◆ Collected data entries
● ● ● ● ● ● ●

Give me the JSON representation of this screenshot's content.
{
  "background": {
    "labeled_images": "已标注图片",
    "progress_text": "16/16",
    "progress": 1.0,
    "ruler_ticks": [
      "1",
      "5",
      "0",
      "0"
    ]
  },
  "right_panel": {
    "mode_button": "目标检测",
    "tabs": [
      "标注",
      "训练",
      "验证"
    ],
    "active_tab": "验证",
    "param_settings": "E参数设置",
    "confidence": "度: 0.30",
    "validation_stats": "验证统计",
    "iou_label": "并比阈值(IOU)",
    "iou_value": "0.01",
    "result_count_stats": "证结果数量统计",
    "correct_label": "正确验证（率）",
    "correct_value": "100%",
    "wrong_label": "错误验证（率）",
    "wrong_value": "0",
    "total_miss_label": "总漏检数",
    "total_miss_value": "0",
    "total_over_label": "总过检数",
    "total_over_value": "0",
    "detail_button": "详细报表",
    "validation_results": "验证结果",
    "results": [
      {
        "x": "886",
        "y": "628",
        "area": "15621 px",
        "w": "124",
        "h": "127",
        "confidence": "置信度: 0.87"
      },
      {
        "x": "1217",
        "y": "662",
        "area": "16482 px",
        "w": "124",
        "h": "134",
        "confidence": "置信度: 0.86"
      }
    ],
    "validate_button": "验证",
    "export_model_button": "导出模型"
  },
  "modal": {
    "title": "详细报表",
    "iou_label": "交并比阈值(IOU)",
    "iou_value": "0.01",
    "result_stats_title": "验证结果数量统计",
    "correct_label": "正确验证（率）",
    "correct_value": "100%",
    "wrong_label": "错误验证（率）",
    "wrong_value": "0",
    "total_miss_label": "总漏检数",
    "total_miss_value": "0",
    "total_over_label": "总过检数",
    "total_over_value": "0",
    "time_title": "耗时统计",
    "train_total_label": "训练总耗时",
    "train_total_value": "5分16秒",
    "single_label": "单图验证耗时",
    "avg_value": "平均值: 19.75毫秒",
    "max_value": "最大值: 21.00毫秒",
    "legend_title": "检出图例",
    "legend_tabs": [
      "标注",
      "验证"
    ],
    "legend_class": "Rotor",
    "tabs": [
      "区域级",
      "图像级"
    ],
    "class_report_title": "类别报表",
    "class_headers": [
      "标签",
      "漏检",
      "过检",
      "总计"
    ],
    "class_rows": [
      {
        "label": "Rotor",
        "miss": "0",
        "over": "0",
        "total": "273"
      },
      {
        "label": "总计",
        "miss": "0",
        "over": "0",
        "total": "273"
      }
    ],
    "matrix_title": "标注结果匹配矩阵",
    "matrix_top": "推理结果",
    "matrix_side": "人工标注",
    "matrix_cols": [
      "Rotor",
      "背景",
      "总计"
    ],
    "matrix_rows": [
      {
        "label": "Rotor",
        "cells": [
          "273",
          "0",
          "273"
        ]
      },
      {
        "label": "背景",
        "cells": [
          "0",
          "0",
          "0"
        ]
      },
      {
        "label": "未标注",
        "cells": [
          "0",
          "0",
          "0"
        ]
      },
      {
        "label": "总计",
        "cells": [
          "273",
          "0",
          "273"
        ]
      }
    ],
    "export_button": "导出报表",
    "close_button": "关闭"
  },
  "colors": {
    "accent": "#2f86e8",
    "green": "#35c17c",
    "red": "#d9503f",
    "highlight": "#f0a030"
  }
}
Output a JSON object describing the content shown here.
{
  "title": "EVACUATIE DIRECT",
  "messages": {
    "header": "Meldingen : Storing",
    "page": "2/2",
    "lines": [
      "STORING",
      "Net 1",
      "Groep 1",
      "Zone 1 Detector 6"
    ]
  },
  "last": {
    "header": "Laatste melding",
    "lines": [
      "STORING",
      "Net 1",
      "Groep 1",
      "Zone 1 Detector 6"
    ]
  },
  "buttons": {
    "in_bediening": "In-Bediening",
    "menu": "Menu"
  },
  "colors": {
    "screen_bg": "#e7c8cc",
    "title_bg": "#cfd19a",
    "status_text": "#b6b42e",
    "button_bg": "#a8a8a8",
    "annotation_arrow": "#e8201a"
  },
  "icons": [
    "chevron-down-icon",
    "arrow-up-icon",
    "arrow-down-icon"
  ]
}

● ● ● ● ● ● ●

◆ Work to complete
Return the full listing, character for character.

◆ Output
Give me the JSON representation of this screenshot's content.
{
  "background": {
    "labeled_images": "已标注图片",
    "progress_text": "16/16",
    "progress": 1.0,
    "ruler_ticks": [
      "1",
      "5",
      "0",
      "0"
    ]
  },
  "right_panel": {
    "mode_button": "目标检测",
    "tabs": [
      "标注",
      "训练",
      "验证"
    ],
    "active_tab": "验证",
    "param_settings": "E参数设置",
    "confidence": "度: 0.30",
    "validation_stats": "验证统计",
    "iou_label": "并比阈值(IOU)",
    "iou_value": "0.01",
    "result_count_stats": "证结果数量统计",
    "correct_label": "正确验证（率）",
    "correct_value": "100%",
    "wrong_label": "错误验证（率）",
    "wrong_value": "0",
    "total_miss_label": "总漏检数",
    "total_miss_value": "0",
    "total_over_label": "总过检数",
    "total_over_value": "0",
    "detail_button": "详细报表",
    "validation_results": "验证结果",
    "results": [
      {
        "x": "886",
        "y": "628",
        "area": "15621 px",
        "w": "124",
        "h": "127",
        "confidence": "置信度: 0.87"
      },
      {
        "x": "1217",
        "y": "662",
        "area": "16482 px",
        "w": "124",
        "h": "134",
        "confidence": "置信度: 0.86"
      }
    ],
    "validate_button": "验证",
    "export_model_button": "导出模型"
  },
  "modal": {
    "title": "详细报表",
    "iou_label": "交并比阈值(IOU)",
    "iou_value": "0.01",
    "result_stats_title": "验证结果数量统计",
    "correct_label": "正确验证（率）",
    "correct_value": "100%",
    "wrong_label": "错误验证（率）",
    "wrong_value": "0",
    "total_miss_label": "总漏检数",
    "total_miss_value": "0",
    "total_over_label": "总过检数",
    "total_over_value": "0",
    "time_title": "耗时统计",
    "train_total_label": "训练总耗时",
    "train_total_value": "5分16秒",
    "single_label": "单图验证耗时",
    "avg_value": "平均值: 19.75毫秒",
    "max_value": "最大值: 21.00毫秒",
    "legend_title": "检出图例",
    "legend_tabs": [
      "标注",
      "验证"
    ],
    "legend_class": "Rotor",
    "tabs": [
      "区域级",
      "图像级"
    ],
    "class_report_title": "类别报表",
    "class_headers": [
      "标签",
      "漏检",
      "过检",
      "总计"
    ],
    "class_rows": [
      {
        "label": "Rotor",
        "miss": "0",
        "over": "0",
        "total": "273"
      },
      {
        "label": "总计",
        "miss": "0",
        "over": "0",
        "total": "273"
      }
    ],
    "matrix_title": "标注结果匹配矩阵",
    "matrix_top": "推理结果",
    "matrix_side": "人工标注",
    "matrix_cols": [
      "Rotor",
      "背景",
      "总计"
    ],
    "matrix_rows": [
      {
        "label": "Rotor",
        "cells": [
          "273",
          "0",
          "273"
        ]
      },
      {
        "label": "背景",
        "cells": [
          "0",
          "0",
          "0"
        ]
      },
      {
        "label": "未标注",
        "cells": [
          "0",
          "0",
          "0"
        ]
      },
      {
        "label": "总计",
        "cells": [
          "273",
          "0",
          "273"
        ]
      }
    ],
    "export_button": "导出报表",
    "close_button": "关闭"
  },
  "colors": {
    "accent": "#2f86e8",
    "green": "#35c17c",
    "red": "#d9503f",
    "highlight": "#f0a030"
  }
}
Output a JSON object describing the content shown here.
{
  "title": "EVACUATIE DIRECT",
  "messages": {
    "header": "Meldingen : Storing",
    "page": "2/2",
    "lines": [
      "STORING",
      "Net 1",
      "Groep 1",
      "Zone 1 Detector 6"
    ]
  },
  "last": {
    "header": "Laatste melding",
    "lines": [
      "STORING",
      "Net 1",
      "Groep 1",
      "Zone 1 Detector 6"
    ]
  },
  "buttons": {
    "in_bediening": "In-Bediening",
    "menu": "Menu"
  },
  "colors": {
    "screen_bg": "#e7c8cc",
    "title_bg": "#cfd19a",
    "status_text": "#b6b42e",
    "button_bg": "#a8a8a8",
    "annotation_arrow": "#e8201a"
  },
  "icons": [
    "chevron-down-icon",
    "arrow-up-icon",
    "arrow-down-icon"
  ]
}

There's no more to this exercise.